*Work instructions*: Could you write out the records below exactly as they appear, leaving out any pictures?

*Exercise inputs*:
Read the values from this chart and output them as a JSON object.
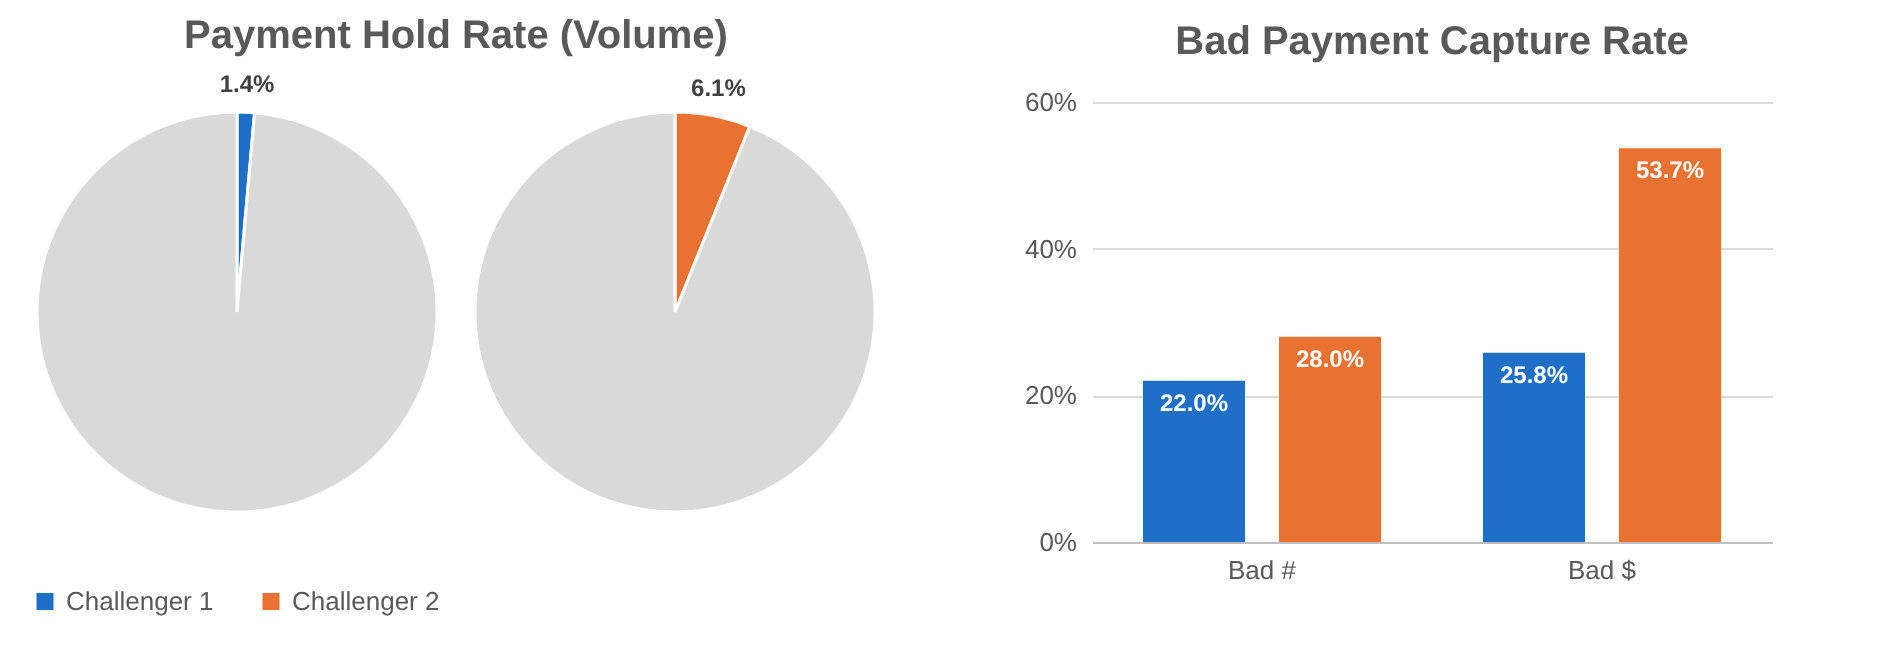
{
  "chart_data": [
    {
      "type": "pie",
      "title": "Payment Hold Rate (Volume)",
      "categories": [
        "Challenger 1",
        null
      ],
      "values": [
        1.4,
        98.6
      ],
      "colors": [
        "#1f6fc6",
        "#d9d9d9"
      ],
      "value_labels": [
        "1.4%",
        null
      ],
      "legend": "bottom"
    },
    {
      "type": "pie",
      "categories": [
        "Challenger 2",
        null
      ],
      "values": [
        6.1,
        93.9
      ],
      "colors": [
        "#e97132",
        "#d9d9d9"
      ],
      "value_labels": [
        "6.1%",
        null
      ],
      "legend": "bottom"
    },
    {
      "type": "bar",
      "title": "Bad Payment Capture Rate",
      "categories": [
        "Bad #",
        "Bad $"
      ],
      "series": [
        {
          "color": "#1f6fc6",
          "values": [
            22.0,
            25.8
          ],
          "value_labels": [
            "22.0%",
            "25.8%"
          ]
        },
        {
          "color": "#e97132",
          "values": [
            28.0,
            53.7
          ],
          "value_labels": [
            "28.0%",
            "53.7%"
          ]
        }
      ],
      "ylim": [
        0,
        60
      ],
      "yticks": [
        {
          "value": 0,
          "label": "0%"
        },
        {
          "value": 20,
          "label": "20%"
        },
        {
          "value": 40,
          "label": "40%"
        },
        {
          "value": 60,
          "label": "60%"
        }
      ],
      "grid": "y",
      "legend": false
    }
  ]
}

*Complete response*:
Read the values from this chart and output them as a JSON object.
{
  "chart_data": [
    {
      "type": "pie",
      "title": "Payment Hold Rate (Volume)",
      "categories": [
        "Challenger 1",
        null
      ],
      "values": [
        1.4,
        98.6
      ],
      "colors": [
        "#1f6fc6",
        "#d9d9d9"
      ],
      "value_labels": [
        "1.4%",
        null
      ],
      "legend": "bottom"
    },
    {
      "type": "pie",
      "categories": [
        "Challenger 2",
        null
      ],
      "values": [
        6.1,
        93.9
      ],
      "colors": [
        "#e97132",
        "#d9d9d9"
      ],
      "value_labels": [
        "6.1%",
        null
      ],
      "legend": "bottom"
    },
    {
      "type": "bar",
      "title": "Bad Payment Capture Rate",
      "categories": [
        "Bad #",
        "Bad $"
      ],
      "series": [
        {
          "color": "#1f6fc6",
          "values": [
            22.0,
            25.8
          ],
          "value_labels": [
            "22.0%",
            "25.8%"
          ]
        },
        {
          "color": "#e97132",
          "values": [
            28.0,
            53.7
          ],
          "value_labels": [
            "28.0%",
            "53.7%"
          ]
        }
      ],
      "ylim": [
        0,
        60
      ],
      "yticks": [
        {
          "value": 0,
          "label": "0%"
        },
        {
          "value": 20,
          "label": "20%"
        },
        {
          "value": 40,
          "label": "40%"
        },
        {
          "value": 60,
          "label": "60%"
        }
      ],
      "grid": "y",
      "legend": false
    }
  ]
}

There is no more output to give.